#### [TASK REQUIREMENTS]
Without including any pictures, write out the listing below exactly.
--*--
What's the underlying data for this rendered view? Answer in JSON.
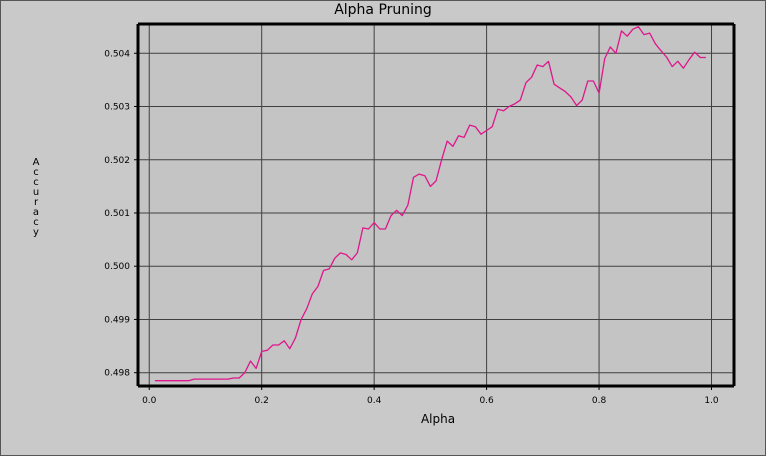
{
  "chart_data": {
    "type": "line",
    "title": "Alpha Pruning",
    "xlabel": "Alpha",
    "ylabel": "Accuracy",
    "xlim": [
      -0.02,
      1.04
    ],
    "ylim": [
      0.49775,
      0.50455
    ],
    "xticks": [
      0.0,
      0.2,
      0.4,
      0.6,
      0.8,
      1.0
    ],
    "xtick_labels": [
      "0.0",
      "0.2",
      "0.4",
      "0.6",
      "0.8",
      "1.0"
    ],
    "yticks": [
      0.498,
      0.499,
      0.5,
      0.501,
      0.502,
      0.503,
      0.504
    ],
    "ytick_labels": [
      "0.498",
      "0.499",
      "0.500",
      "0.501",
      "0.502",
      "0.503",
      "0.504"
    ],
    "grid": true,
    "line_color": "#e0168c",
    "series": [
      {
        "x": [
          0.01,
          0.02,
          0.03,
          0.04,
          0.05,
          0.06,
          0.07,
          0.08,
          0.09,
          0.1,
          0.11,
          0.12,
          0.13,
          0.14,
          0.15,
          0.16,
          0.17,
          0.18,
          0.19,
          0.2,
          0.21,
          0.22,
          0.23,
          0.24,
          0.25,
          0.26,
          0.27,
          0.28,
          0.29,
          0.3,
          0.31,
          0.32,
          0.33,
          0.34,
          0.35,
          0.36,
          0.37,
          0.38,
          0.39,
          0.4,
          0.41,
          0.42,
          0.43,
          0.44,
          0.45,
          0.46,
          0.47,
          0.48,
          0.49,
          0.5,
          0.51,
          0.52,
          0.53,
          0.54,
          0.55,
          0.56,
          0.57,
          0.58,
          0.59,
          0.6,
          0.61,
          0.62,
          0.63,
          0.64,
          0.65,
          0.66,
          0.67,
          0.68,
          0.69,
          0.7,
          0.71,
          0.72,
          0.73,
          0.74,
          0.75,
          0.76,
          0.77,
          0.78,
          0.79,
          0.8,
          0.81,
          0.82,
          0.83,
          0.84,
          0.85,
          0.86,
          0.87,
          0.88,
          0.89,
          0.9,
          0.91,
          0.92,
          0.93,
          0.94,
          0.95,
          0.96,
          0.97,
          0.98,
          0.99
        ],
        "values": [
          0.49785,
          0.49785,
          0.49785,
          0.49785,
          0.49785,
          0.49785,
          0.49785,
          0.49788,
          0.49788,
          0.49788,
          0.49788,
          0.49788,
          0.49788,
          0.49788,
          0.4979,
          0.4979,
          0.498,
          0.49822,
          0.49808,
          0.4984,
          0.49842,
          0.49852,
          0.49852,
          0.4986,
          0.49845,
          0.49865,
          0.499,
          0.4992,
          0.49948,
          0.49962,
          0.49992,
          0.49995,
          0.50015,
          0.50025,
          0.50022,
          0.50012,
          0.50025,
          0.50072,
          0.5007,
          0.50082,
          0.5007,
          0.5007,
          0.50095,
          0.50105,
          0.50095,
          0.50115,
          0.50167,
          0.50173,
          0.5017,
          0.5015,
          0.5016,
          0.502,
          0.50235,
          0.50225,
          0.50245,
          0.50242,
          0.50265,
          0.50262,
          0.50248,
          0.50255,
          0.50262,
          0.50295,
          0.50292,
          0.503,
          0.50305,
          0.50312,
          0.50345,
          0.50355,
          0.50378,
          0.50375,
          0.50385,
          0.50342,
          0.50335,
          0.50328,
          0.50318,
          0.50302,
          0.50312,
          0.50348,
          0.50348,
          0.50325,
          0.5039,
          0.50412,
          0.504,
          0.50442,
          0.50432,
          0.50445,
          0.5045,
          0.50435,
          0.50438,
          0.50418,
          0.50405,
          0.50393,
          0.50375,
          0.50385,
          0.50372,
          0.50388,
          0.50402,
          0.50392,
          0.50392
        ]
      }
    ]
  }
}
--*--
#### [COMPLETE RESPONSE]
What's the underlying data for this rendered view? Answer in JSON.
{
  "chart_data": {
    "type": "line",
    "title": "Alpha Pruning",
    "xlabel": "Alpha",
    "ylabel": "Accuracy",
    "xlim": [
      -0.02,
      1.04
    ],
    "ylim": [
      0.49775,
      0.50455
    ],
    "xticks": [
      0.0,
      0.2,
      0.4,
      0.6,
      0.8,
      1.0
    ],
    "xtick_labels": [
      "0.0",
      "0.2",
      "0.4",
      "0.6",
      "0.8",
      "1.0"
    ],
    "yticks": [
      0.498,
      0.499,
      0.5,
      0.501,
      0.502,
      0.503,
      0.504
    ],
    "ytick_labels": [
      "0.498",
      "0.499",
      "0.500",
      "0.501",
      "0.502",
      "0.503",
      "0.504"
    ],
    "grid": true,
    "line_color": "#e0168c",
    "series": [
      {
        "x": [
          0.01,
          0.02,
          0.03,
          0.04,
          0.05,
          0.06,
          0.07,
          0.08,
          0.09,
          0.1,
          0.11,
          0.12,
          0.13,
          0.14,
          0.15,
          0.16,
          0.17,
          0.18,
          0.19,
          0.2,
          0.21,
          0.22,
          0.23,
          0.24,
          0.25,
          0.26,
          0.27,
          0.28,
          0.29,
          0.3,
          0.31,
          0.32,
          0.33,
          0.34,
          0.35,
          0.36,
          0.37,
          0.38,
          0.39,
          0.4,
          0.41,
          0.42,
          0.43,
          0.44,
          0.45,
          0.46,
          0.47,
          0.48,
          0.49,
          0.5,
          0.51,
          0.52,
          0.53,
          0.54,
          0.55,
          0.56,
          0.57,
          0.58,
          0.59,
          0.6,
          0.61,
          0.62,
          0.63,
          0.64,
          0.65,
          0.66,
          0.67,
          0.68,
          0.69,
          0.7,
          0.71,
          0.72,
          0.73,
          0.74,
          0.75,
          0.76,
          0.77,
          0.78,
          0.79,
          0.8,
          0.81,
          0.82,
          0.83,
          0.84,
          0.85,
          0.86,
          0.87,
          0.88,
          0.89,
          0.9,
          0.91,
          0.92,
          0.93,
          0.94,
          0.95,
          0.96,
          0.97,
          0.98,
          0.99
        ],
        "values": [
          0.49785,
          0.49785,
          0.49785,
          0.49785,
          0.49785,
          0.49785,
          0.49785,
          0.49788,
          0.49788,
          0.49788,
          0.49788,
          0.49788,
          0.49788,
          0.49788,
          0.4979,
          0.4979,
          0.498,
          0.49822,
          0.49808,
          0.4984,
          0.49842,
          0.49852,
          0.49852,
          0.4986,
          0.49845,
          0.49865,
          0.499,
          0.4992,
          0.49948,
          0.49962,
          0.49992,
          0.49995,
          0.50015,
          0.50025,
          0.50022,
          0.50012,
          0.50025,
          0.50072,
          0.5007,
          0.50082,
          0.5007,
          0.5007,
          0.50095,
          0.50105,
          0.50095,
          0.50115,
          0.50167,
          0.50173,
          0.5017,
          0.5015,
          0.5016,
          0.502,
          0.50235,
          0.50225,
          0.50245,
          0.50242,
          0.50265,
          0.50262,
          0.50248,
          0.50255,
          0.50262,
          0.50295,
          0.50292,
          0.503,
          0.50305,
          0.50312,
          0.50345,
          0.50355,
          0.50378,
          0.50375,
          0.50385,
          0.50342,
          0.50335,
          0.50328,
          0.50318,
          0.50302,
          0.50312,
          0.50348,
          0.50348,
          0.50325,
          0.5039,
          0.50412,
          0.504,
          0.50442,
          0.50432,
          0.50445,
          0.5045,
          0.50435,
          0.50438,
          0.50418,
          0.50405,
          0.50393,
          0.50375,
          0.50385,
          0.50372,
          0.50388,
          0.50402,
          0.50392,
          0.50392
        ]
      }
    ]
  }
}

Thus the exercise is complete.